● **取り組む課題**
a. シックハウス防止フィルムに関する文章を読み、次の問いに答えなさい。
(i) 特許文献1では、石膏ボードに何を練り混んでいるか。
(ii) 活性炭シートには、どのような効果がないとされているか。
(iii) 金属製の蒸着膜が形成された第1面は、どちら側になるように配置するか。
b. シックハウス防止フィルムに関する文章の最後の文に続けて、その先の部分を書きなさい。

本発明は、建築物に用いるシックハウス防止フィルムに関するものである。
近年、シックハウスによる健康被害が増加している。シックハウスとは、建材や、接着剤、塗料などに含まれる化学物質や、ハウスダスト、ダニ、カビなどにより、体が刺激を受け、アレルギー症状や喘息などの健康を生じるものである。
ところで、ハウスダストやダニ、カビなどは室内の清掃により取り除くことが可能であるが、建材や塗料などに含まれる化学物質は、空気中に揮発製物質として放出されるため、前記化学物質を吸着するための壁紙材などが提案されている(特許文献1および2参照)。
特開2005−307565公報(要約、図1) 特開2004−162185公報(要約、図1)
特許文献1では、建材として用いる石膏ボードに炭を練り混んだものを用いている。しかし、既存の建築物の壁等を前記石膏ボードに取り換えるのには、多大な費用と労力を要する。
そこで、特許文献2では、既存の建築物の壁面や天井面に活性炭シートを用いた壁紙を貼付することで、化学物質を前記活性炭シートに吸着させることが提案されている。
しかし、活性炭シートには、壁面や、天井、床から流出する化学物質を遮断する効果がないので、部屋の空気の十分な清浄効果が得にくい。
したがって、本発明の目的は、建材に用いられる化学物質が室内に流入するのを遮断すると共に、部屋の空気の清浄効果の高いシックハウス防止フィルムを提供することである。
前記目的を達成するために、本発明のシックハウス防止フィルムは、ロール状に巻かれることが可能な長尺の樹脂フィルムと、前記樹脂フィルムの第1面の全面に形成され気体の通過を阻止する金属製の蒸着膜と、前記樹脂フィルムにおける前記第1面とは反対側の第2面に形成され化学物質を吸着する吸着層と、前記蒸着膜の面に形成された粘着層とを備えている。
本第1発明のシックハウス防止フィルムは、金属製の蒸着膜が形成された第1面を天井や壁、床面側になるように、吸着層が形成された第2面が室内側になるように配置する。
本第1発明のシックハウス防止フィルムを天井や壁、床面などに貼付することにより、金属製の蒸着膜が建材から流出する化学物質の室内への流入を遮断すると共に、反対側(室内側)に設けた吸着層により当該室内のハウスダストや化学物質が吸着される。したがって、室内の空気の清浄化が図られ、シックハウスを防止することができる。

● **データ抜粋**

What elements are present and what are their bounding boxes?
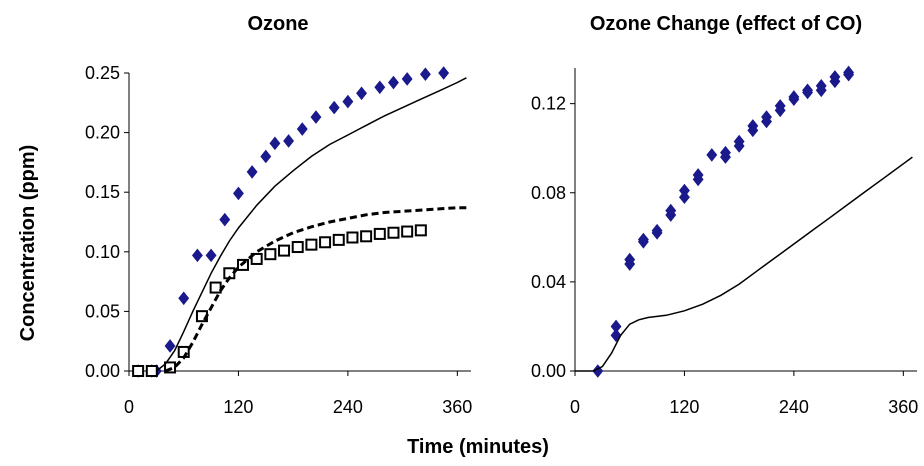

● **解答一覧**
a.
(i) 炭
(ii) 壁面や天井、床から流出する化学物質を遮断する効果
(iii) 天井や壁、床面側

b.
また、既存の建築物の天井や、壁、床面などに本シックハウス防止フィルムを貼付することができるので、施工が著しく簡便である。
なお、前記「蒸着膜」に用いる金属としては、たとえば、アルミニウムなどを用いることができる。
また、「吸着層」には、たとえば、活性炭や炭の粉末などを用いることができる。前記炭としては、たとえば、建築廃材などから生成した炭を用いてもよい。かかる場合には、リサイクル化が促進されて環境破壊を低減させることができる。
さらに、「粘着層」には、自然素材から作成した種々の粘着剤を用いることができる。前記粘着層としては、たとえば、両面テープなどを用いてもよい。
本発明において、前記吸着層は前記第2面における前記樹脂フィルムの長手方向に沿った一方の側縁部を除く概ね全面に形成されており、前記側縁部において前記樹脂フィルムの第2面が露出しているのが好ましい。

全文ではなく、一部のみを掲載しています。